■ What this task involves ■
Report each line of the data that includes the word "display".

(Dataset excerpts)
_____

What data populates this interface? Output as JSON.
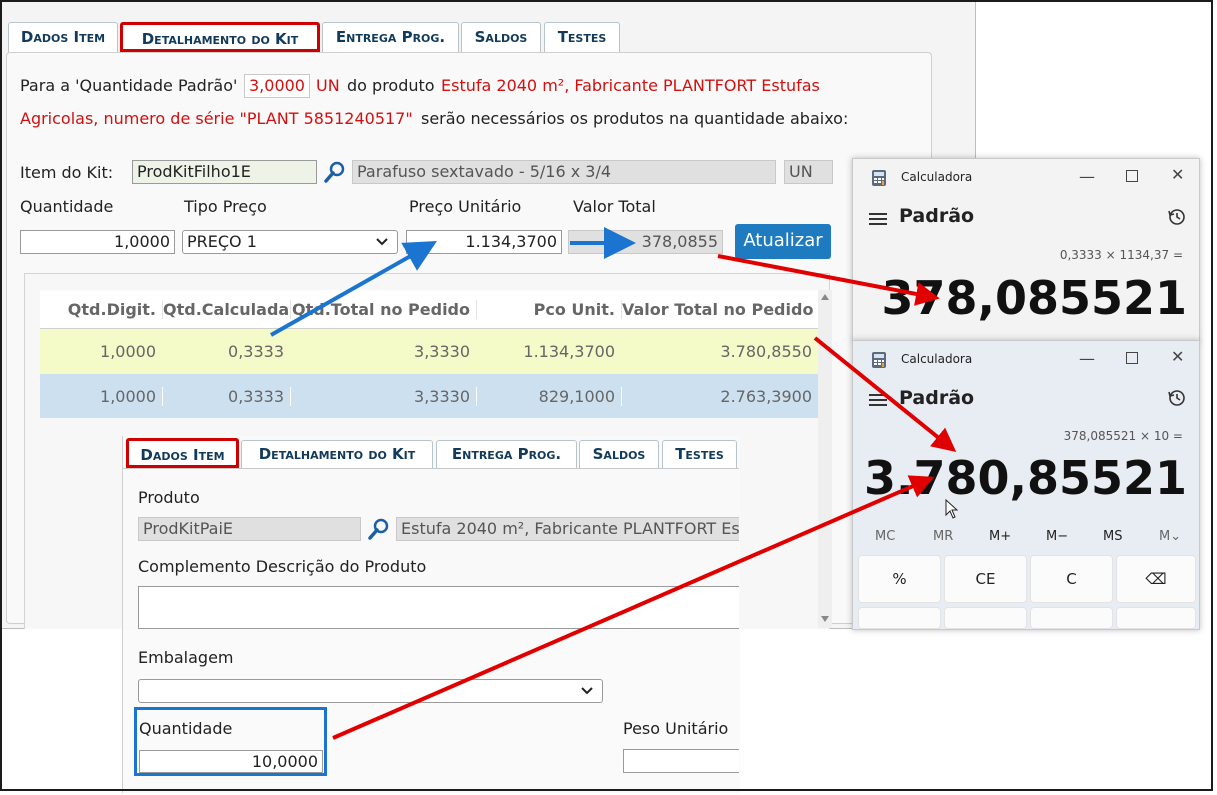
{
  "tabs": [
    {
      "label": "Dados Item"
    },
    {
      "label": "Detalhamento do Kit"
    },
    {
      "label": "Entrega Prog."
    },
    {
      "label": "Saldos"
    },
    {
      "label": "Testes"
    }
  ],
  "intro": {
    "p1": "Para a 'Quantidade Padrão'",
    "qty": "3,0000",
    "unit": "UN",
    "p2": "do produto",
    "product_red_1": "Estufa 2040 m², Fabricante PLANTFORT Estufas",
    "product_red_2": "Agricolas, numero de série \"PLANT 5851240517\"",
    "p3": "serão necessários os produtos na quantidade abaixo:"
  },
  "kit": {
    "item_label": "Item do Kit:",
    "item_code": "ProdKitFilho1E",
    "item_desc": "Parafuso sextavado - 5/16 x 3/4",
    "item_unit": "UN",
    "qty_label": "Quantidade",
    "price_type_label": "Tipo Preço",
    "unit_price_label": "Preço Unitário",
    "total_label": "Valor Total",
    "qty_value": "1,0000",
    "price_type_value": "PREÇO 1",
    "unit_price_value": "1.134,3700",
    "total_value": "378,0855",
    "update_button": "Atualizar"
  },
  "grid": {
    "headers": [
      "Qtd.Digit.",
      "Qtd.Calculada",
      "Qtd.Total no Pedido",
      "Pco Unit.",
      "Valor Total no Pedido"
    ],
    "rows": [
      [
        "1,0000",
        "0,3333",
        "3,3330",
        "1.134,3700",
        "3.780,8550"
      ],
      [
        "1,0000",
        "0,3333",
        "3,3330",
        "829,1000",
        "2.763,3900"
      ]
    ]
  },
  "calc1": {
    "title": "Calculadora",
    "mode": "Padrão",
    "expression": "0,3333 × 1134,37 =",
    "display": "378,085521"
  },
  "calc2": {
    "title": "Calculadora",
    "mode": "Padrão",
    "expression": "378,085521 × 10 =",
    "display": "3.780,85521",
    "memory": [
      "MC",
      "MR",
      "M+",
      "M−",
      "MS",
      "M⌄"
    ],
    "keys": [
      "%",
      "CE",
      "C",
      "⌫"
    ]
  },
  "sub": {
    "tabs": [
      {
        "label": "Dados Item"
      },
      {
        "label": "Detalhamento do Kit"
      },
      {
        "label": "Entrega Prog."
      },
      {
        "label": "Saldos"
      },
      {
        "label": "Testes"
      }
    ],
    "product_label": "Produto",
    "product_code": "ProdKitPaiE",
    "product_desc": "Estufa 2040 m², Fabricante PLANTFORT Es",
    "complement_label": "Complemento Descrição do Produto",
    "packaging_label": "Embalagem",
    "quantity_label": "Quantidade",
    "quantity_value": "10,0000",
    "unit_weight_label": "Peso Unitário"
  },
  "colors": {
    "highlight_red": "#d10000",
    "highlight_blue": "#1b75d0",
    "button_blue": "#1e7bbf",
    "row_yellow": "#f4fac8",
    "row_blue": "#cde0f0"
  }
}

_____

■ Reply ■
    "display": "378,085521"
    "display": "3.780,85521",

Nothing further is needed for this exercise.